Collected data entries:
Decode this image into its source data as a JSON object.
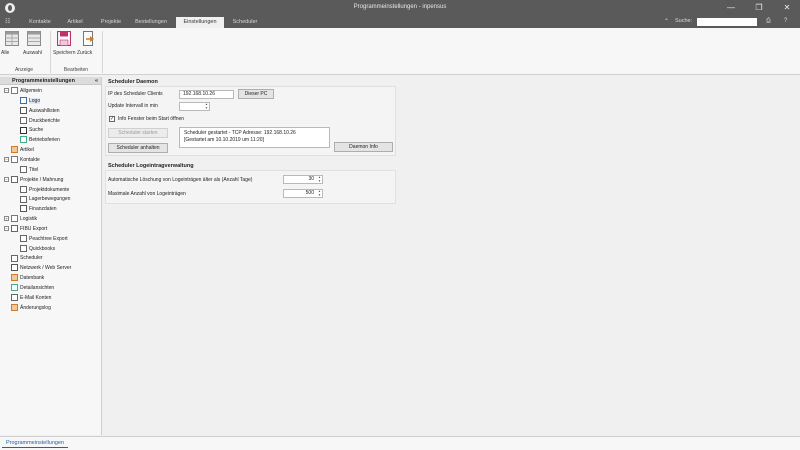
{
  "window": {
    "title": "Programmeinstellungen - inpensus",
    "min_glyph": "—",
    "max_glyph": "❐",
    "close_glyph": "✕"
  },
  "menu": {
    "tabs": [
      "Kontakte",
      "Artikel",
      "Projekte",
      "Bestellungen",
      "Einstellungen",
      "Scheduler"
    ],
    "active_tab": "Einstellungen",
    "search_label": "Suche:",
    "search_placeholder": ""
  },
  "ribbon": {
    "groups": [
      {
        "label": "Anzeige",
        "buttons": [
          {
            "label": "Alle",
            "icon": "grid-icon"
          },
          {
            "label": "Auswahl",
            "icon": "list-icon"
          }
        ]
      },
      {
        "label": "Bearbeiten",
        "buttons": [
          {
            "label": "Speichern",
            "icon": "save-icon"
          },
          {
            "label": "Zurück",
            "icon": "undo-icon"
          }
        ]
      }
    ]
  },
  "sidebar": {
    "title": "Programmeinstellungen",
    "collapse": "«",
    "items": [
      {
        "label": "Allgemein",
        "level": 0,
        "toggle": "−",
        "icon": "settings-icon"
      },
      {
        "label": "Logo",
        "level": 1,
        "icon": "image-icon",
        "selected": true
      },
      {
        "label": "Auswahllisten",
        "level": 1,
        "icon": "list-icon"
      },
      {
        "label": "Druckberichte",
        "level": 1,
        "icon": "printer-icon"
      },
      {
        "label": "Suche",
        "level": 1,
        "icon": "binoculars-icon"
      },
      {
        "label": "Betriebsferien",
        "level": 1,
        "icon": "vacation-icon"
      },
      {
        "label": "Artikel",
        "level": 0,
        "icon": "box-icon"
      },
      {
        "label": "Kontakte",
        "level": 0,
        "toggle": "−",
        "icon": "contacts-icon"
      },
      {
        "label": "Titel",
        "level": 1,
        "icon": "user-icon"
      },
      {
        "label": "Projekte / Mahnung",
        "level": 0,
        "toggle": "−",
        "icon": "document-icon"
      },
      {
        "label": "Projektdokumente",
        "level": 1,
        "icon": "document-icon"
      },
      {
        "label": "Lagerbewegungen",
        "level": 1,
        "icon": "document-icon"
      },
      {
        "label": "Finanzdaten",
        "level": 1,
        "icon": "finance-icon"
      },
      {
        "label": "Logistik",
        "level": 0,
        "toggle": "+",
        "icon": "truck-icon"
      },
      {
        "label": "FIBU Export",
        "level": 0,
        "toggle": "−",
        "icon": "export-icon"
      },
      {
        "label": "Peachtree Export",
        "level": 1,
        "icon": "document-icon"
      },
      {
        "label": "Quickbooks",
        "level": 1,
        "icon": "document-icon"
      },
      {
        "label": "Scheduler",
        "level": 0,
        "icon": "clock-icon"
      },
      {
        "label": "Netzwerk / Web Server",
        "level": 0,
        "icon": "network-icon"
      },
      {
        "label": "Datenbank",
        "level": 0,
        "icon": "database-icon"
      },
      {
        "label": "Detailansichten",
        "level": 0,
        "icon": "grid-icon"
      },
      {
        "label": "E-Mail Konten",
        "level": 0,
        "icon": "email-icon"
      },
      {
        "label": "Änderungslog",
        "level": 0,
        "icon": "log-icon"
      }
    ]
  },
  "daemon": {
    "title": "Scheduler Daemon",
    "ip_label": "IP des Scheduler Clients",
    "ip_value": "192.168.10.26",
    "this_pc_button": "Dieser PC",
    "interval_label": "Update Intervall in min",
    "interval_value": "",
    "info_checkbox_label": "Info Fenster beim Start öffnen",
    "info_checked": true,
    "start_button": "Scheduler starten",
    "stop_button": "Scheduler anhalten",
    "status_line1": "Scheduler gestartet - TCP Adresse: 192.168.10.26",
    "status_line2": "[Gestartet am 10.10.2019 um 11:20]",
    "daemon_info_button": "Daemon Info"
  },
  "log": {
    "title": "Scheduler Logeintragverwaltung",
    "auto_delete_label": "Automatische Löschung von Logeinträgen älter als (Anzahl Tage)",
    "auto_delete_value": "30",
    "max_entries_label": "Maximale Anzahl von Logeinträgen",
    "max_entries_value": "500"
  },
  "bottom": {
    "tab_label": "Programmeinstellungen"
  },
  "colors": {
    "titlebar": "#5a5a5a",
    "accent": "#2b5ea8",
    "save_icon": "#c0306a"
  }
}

■ **To be done**: Every line of the material is to be quoted exactly, with no pictures carried over.

■ **Answer to this exercise**:
Decode this image into its source data as a JSON object.
{
  "window": {
    "title": "Programmeinstellungen - inpensus",
    "min_glyph": "—",
    "max_glyph": "❐",
    "close_glyph": "✕"
  },
  "menu": {
    "tabs": [
      "Kontakte",
      "Artikel",
      "Projekte",
      "Bestellungen",
      "Einstellungen",
      "Scheduler"
    ],
    "active_tab": "Einstellungen",
    "search_label": "Suche:",
    "search_placeholder": ""
  },
  "ribbon": {
    "groups": [
      {
        "label": "Anzeige",
        "buttons": [
          {
            "label": "Alle",
            "icon": "grid-icon"
          },
          {
            "label": "Auswahl",
            "icon": "list-icon"
          }
        ]
      },
      {
        "label": "Bearbeiten",
        "buttons": [
          {
            "label": "Speichern",
            "icon": "save-icon"
          },
          {
            "label": "Zurück",
            "icon": "undo-icon"
          }
        ]
      }
    ]
  },
  "sidebar": {
    "title": "Programmeinstellungen",
    "collapse": "«",
    "items": [
      {
        "label": "Allgemein",
        "level": 0,
        "toggle": "−",
        "icon": "settings-icon"
      },
      {
        "label": "Logo",
        "level": 1,
        "icon": "image-icon",
        "selected": true
      },
      {
        "label": "Auswahllisten",
        "level": 1,
        "icon": "list-icon"
      },
      {
        "label": "Druckberichte",
        "level": 1,
        "icon": "printer-icon"
      },
      {
        "label": "Suche",
        "level": 1,
        "icon": "binoculars-icon"
      },
      {
        "label": "Betriebsferien",
        "level": 1,
        "icon": "vacation-icon"
      },
      {
        "label": "Artikel",
        "level": 0,
        "icon": "box-icon"
      },
      {
        "label": "Kontakte",
        "level": 0,
        "toggle": "−",
        "icon": "contacts-icon"
      },
      {
        "label": "Titel",
        "level": 1,
        "icon": "user-icon"
      },
      {
        "label": "Projekte / Mahnung",
        "level": 0,
        "toggle": "−",
        "icon": "document-icon"
      },
      {
        "label": "Projektdokumente",
        "level": 1,
        "icon": "document-icon"
      },
      {
        "label": "Lagerbewegungen",
        "level": 1,
        "icon": "document-icon"
      },
      {
        "label": "Finanzdaten",
        "level": 1,
        "icon": "finance-icon"
      },
      {
        "label": "Logistik",
        "level": 0,
        "toggle": "+",
        "icon": "truck-icon"
      },
      {
        "label": "FIBU Export",
        "level": 0,
        "toggle": "−",
        "icon": "export-icon"
      },
      {
        "label": "Peachtree Export",
        "level": 1,
        "icon": "document-icon"
      },
      {
        "label": "Quickbooks",
        "level": 1,
        "icon": "document-icon"
      },
      {
        "label": "Scheduler",
        "level": 0,
        "icon": "clock-icon"
      },
      {
        "label": "Netzwerk / Web Server",
        "level": 0,
        "icon": "network-icon"
      },
      {
        "label": "Datenbank",
        "level": 0,
        "icon": "database-icon"
      },
      {
        "label": "Detailansichten",
        "level": 0,
        "icon": "grid-icon"
      },
      {
        "label": "E-Mail Konten",
        "level": 0,
        "icon": "email-icon"
      },
      {
        "label": "Änderungslog",
        "level": 0,
        "icon": "log-icon"
      }
    ]
  },
  "daemon": {
    "title": "Scheduler Daemon",
    "ip_label": "IP des Scheduler Clients",
    "ip_value": "192.168.10.26",
    "this_pc_button": "Dieser PC",
    "interval_label": "Update Intervall in min",
    "interval_value": "",
    "info_checkbox_label": "Info Fenster beim Start öffnen",
    "info_checked": true,
    "start_button": "Scheduler starten",
    "stop_button": "Scheduler anhalten",
    "status_line1": "Scheduler gestartet - TCP Adresse: 192.168.10.26",
    "status_line2": "[Gestartet am 10.10.2019 um 11:20]",
    "daemon_info_button": "Daemon Info"
  },
  "log": {
    "title": "Scheduler Logeintragverwaltung",
    "auto_delete_label": "Automatische Löschung von Logeinträgen älter als (Anzahl Tage)",
    "auto_delete_value": "30",
    "max_entries_label": "Maximale Anzahl von Logeinträgen",
    "max_entries_value": "500"
  },
  "bottom": {
    "tab_label": "Programmeinstellungen"
  },
  "colors": {
    "titlebar": "#5a5a5a",
    "accent": "#2b5ea8",
    "save_icon": "#c0306a"
  }
}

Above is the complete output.